Written exercise — Set down the material once more, exactly as it appears.

Dataset rows —
★ ★ ★ ★ ★ ★ ★

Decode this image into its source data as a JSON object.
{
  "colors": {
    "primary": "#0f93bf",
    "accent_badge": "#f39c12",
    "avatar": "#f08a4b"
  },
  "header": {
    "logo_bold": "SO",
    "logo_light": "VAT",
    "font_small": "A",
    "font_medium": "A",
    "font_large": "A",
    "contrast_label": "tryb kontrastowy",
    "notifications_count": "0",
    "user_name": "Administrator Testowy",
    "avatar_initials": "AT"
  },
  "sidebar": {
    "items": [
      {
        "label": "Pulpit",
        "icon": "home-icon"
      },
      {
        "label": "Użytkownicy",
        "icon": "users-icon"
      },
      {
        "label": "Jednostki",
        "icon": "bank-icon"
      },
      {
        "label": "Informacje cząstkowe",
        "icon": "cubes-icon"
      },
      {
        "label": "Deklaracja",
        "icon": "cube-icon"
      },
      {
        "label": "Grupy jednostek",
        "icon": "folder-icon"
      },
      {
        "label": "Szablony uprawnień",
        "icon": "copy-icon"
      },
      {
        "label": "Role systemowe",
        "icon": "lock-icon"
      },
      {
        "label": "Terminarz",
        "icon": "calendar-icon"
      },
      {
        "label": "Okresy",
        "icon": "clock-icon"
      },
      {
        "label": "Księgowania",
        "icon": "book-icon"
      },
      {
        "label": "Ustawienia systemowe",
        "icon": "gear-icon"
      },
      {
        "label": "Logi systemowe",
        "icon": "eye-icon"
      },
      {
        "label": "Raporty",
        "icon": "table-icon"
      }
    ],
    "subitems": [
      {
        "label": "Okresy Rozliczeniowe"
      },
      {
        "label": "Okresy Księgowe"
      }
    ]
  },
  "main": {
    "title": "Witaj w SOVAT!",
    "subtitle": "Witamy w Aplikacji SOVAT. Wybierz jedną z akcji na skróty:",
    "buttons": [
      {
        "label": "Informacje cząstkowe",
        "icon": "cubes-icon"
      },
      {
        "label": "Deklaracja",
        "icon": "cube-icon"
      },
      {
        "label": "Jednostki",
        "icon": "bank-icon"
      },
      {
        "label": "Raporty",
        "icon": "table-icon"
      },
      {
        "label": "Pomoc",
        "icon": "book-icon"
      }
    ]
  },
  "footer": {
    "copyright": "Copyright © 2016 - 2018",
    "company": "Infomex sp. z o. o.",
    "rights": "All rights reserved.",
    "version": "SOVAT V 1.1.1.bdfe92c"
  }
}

★ ★ ★ ★ ★ ★ ★

Result of this task —
Decode this image into its source data as a JSON object.
{
  "colors": {
    "primary": "#0f93bf",
    "accent_badge": "#f39c12",
    "avatar": "#f08a4b"
  },
  "header": {
    "logo_bold": "SO",
    "logo_light": "VAT",
    "font_small": "A",
    "font_medium": "A",
    "font_large": "A",
    "contrast_label": "tryb kontrastowy",
    "notifications_count": "0",
    "user_name": "Administrator Testowy",
    "avatar_initials": "AT"
  },
  "sidebar": {
    "items": [
      {
        "label": "Pulpit",
        "icon": "home-icon"
      },
      {
        "label": "Użytkownicy",
        "icon": "users-icon"
      },
      {
        "label": "Jednostki",
        "icon": "bank-icon"
      },
      {
        "label": "Informacje cząstkowe",
        "icon": "cubes-icon"
      },
      {
        "label": "Deklaracja",
        "icon": "cube-icon"
      },
      {
        "label": "Grupy jednostek",
        "icon": "folder-icon"
      },
      {
        "label": "Szablony uprawnień",
        "icon": "copy-icon"
      },
      {
        "label": "Role systemowe",
        "icon": "lock-icon"
      },
      {
        "label": "Terminarz",
        "icon": "calendar-icon"
      },
      {
        "label": "Okresy",
        "icon": "clock-icon"
      },
      {
        "label": "Księgowania",
        "icon": "book-icon"
      },
      {
        "label": "Ustawienia systemowe",
        "icon": "gear-icon"
      },
      {
        "label": "Logi systemowe",
        "icon": "eye-icon"
      },
      {
        "label": "Raporty",
        "icon": "table-icon"
      }
    ],
    "subitems": [
      {
        "label": "Okresy Rozliczeniowe"
      },
      {
        "label": "Okresy Księgowe"
      }
    ]
  },
  "main": {
    "title": "Witaj w SOVAT!",
    "subtitle": "Witamy w Aplikacji SOVAT. Wybierz jedną z akcji na skróty:",
    "buttons": [
      {
        "label": "Informacje cząstkowe",
        "icon": "cubes-icon"
      },
      {
        "label": "Deklaracja",
        "icon": "cube-icon"
      },
      {
        "label": "Jednostki",
        "icon": "bank-icon"
      },
      {
        "label": "Raporty",
        "icon": "table-icon"
      },
      {
        "label": "Pomoc",
        "icon": "book-icon"
      }
    ]
  },
  "footer": {
    "copyright": "Copyright © 2016 - 2018",
    "company": "Infomex sp. z o. o.",
    "rights": "All rights reserved.",
    "version": "SOVAT V 1.1.1.bdfe92c"
  }
}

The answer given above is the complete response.